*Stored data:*
:::::

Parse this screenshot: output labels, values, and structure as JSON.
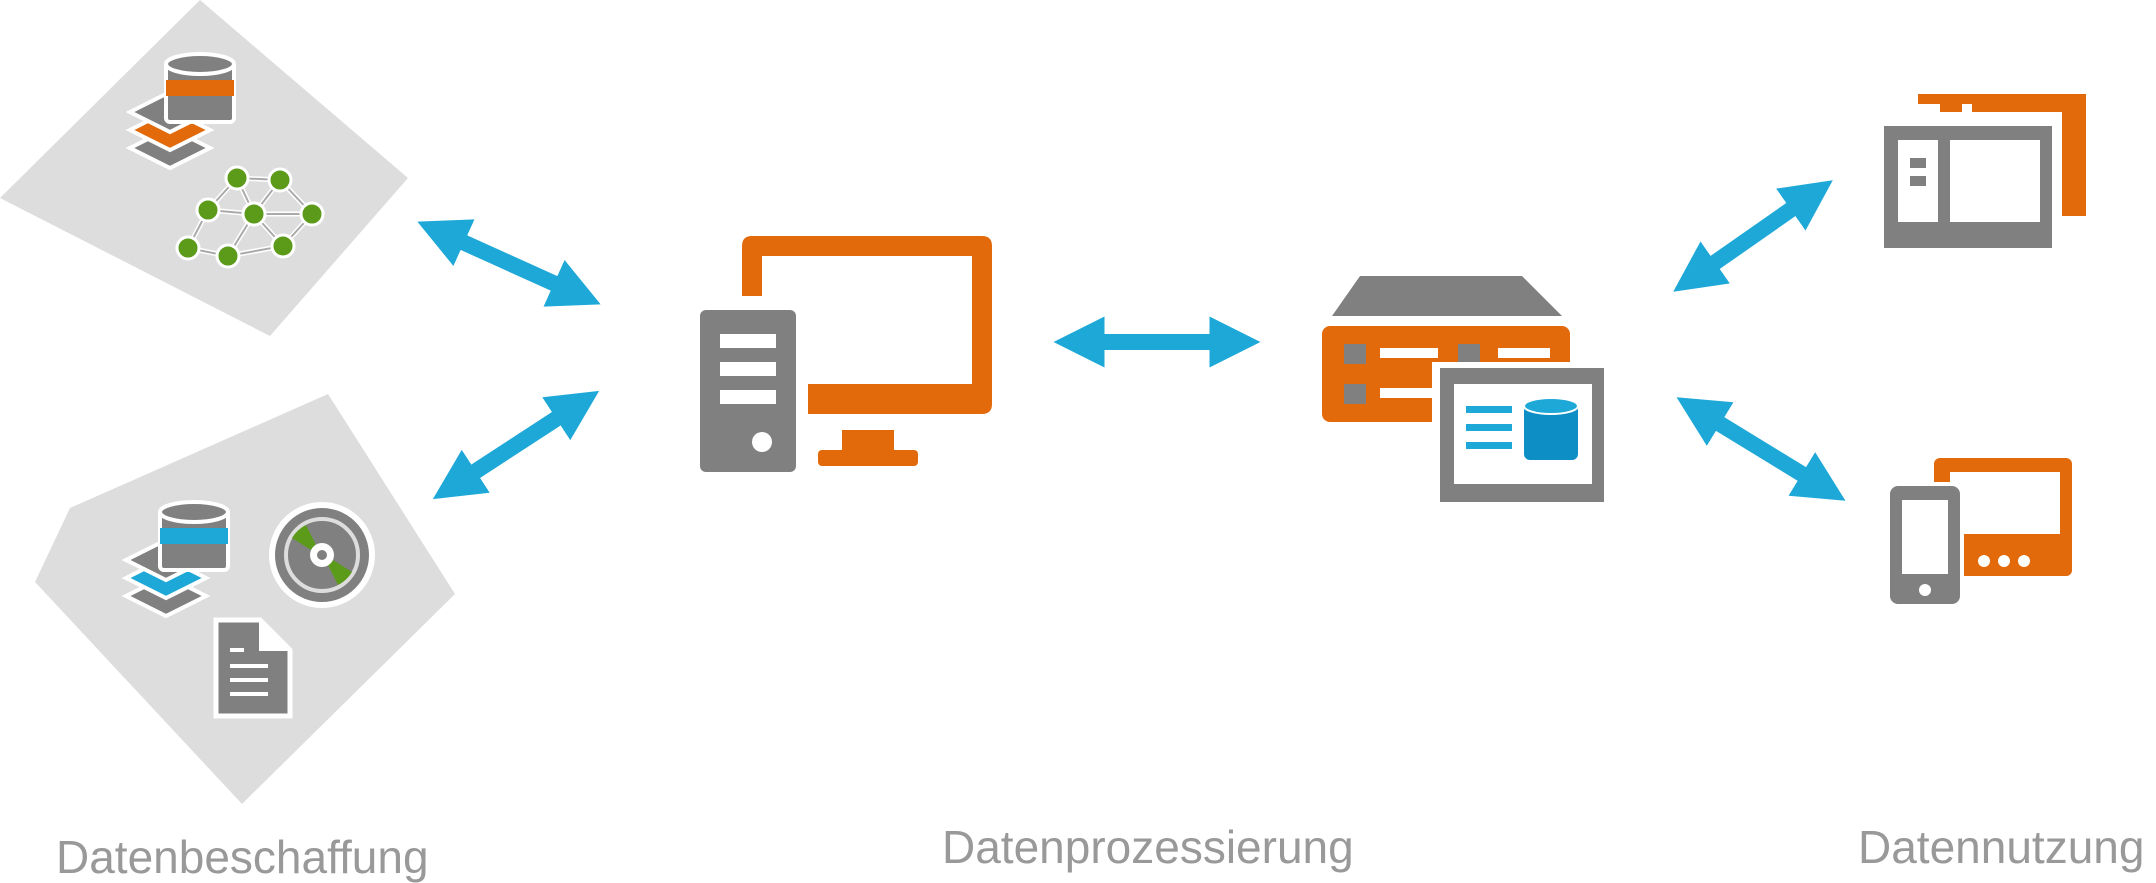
{
  "labels": {
    "acquisition": "Datenbeschaffung",
    "processing": "Datenprozessierung",
    "usage": "Datennutzung"
  },
  "colors": {
    "orange": "#e36a0b",
    "gray": "#808080",
    "light_gray": "#dddddd",
    "blue": "#1ea8d8",
    "green": "#5c9a1a",
    "label": "#999999"
  },
  "icons": [
    "map-sheet-icon",
    "database-icon",
    "layers-icon",
    "network-graph-icon",
    "disc-icon",
    "document-icon",
    "workstation-icon",
    "server-icon",
    "tablet-icon",
    "mobile-devices-icon",
    "double-arrow-icon"
  ]
}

:::::

*GIVEN REQUEST:*
Each line of the data should be quoted exactly, with pictures left out.

*RESPONSE FOR THIS EXERCISE:*
Parse this screenshot: output labels, values, and structure as JSON.
{
  "labels": {
    "acquisition": "Datenbeschaffung",
    "processing": "Datenprozessierung",
    "usage": "Datennutzung"
  },
  "colors": {
    "orange": "#e36a0b",
    "gray": "#808080",
    "light_gray": "#dddddd",
    "blue": "#1ea8d8",
    "green": "#5c9a1a",
    "label": "#999999"
  },
  "icons": [
    "map-sheet-icon",
    "database-icon",
    "layers-icon",
    "network-graph-icon",
    "disc-icon",
    "document-icon",
    "workstation-icon",
    "server-icon",
    "tablet-icon",
    "mobile-devices-icon",
    "double-arrow-icon"
  ]
}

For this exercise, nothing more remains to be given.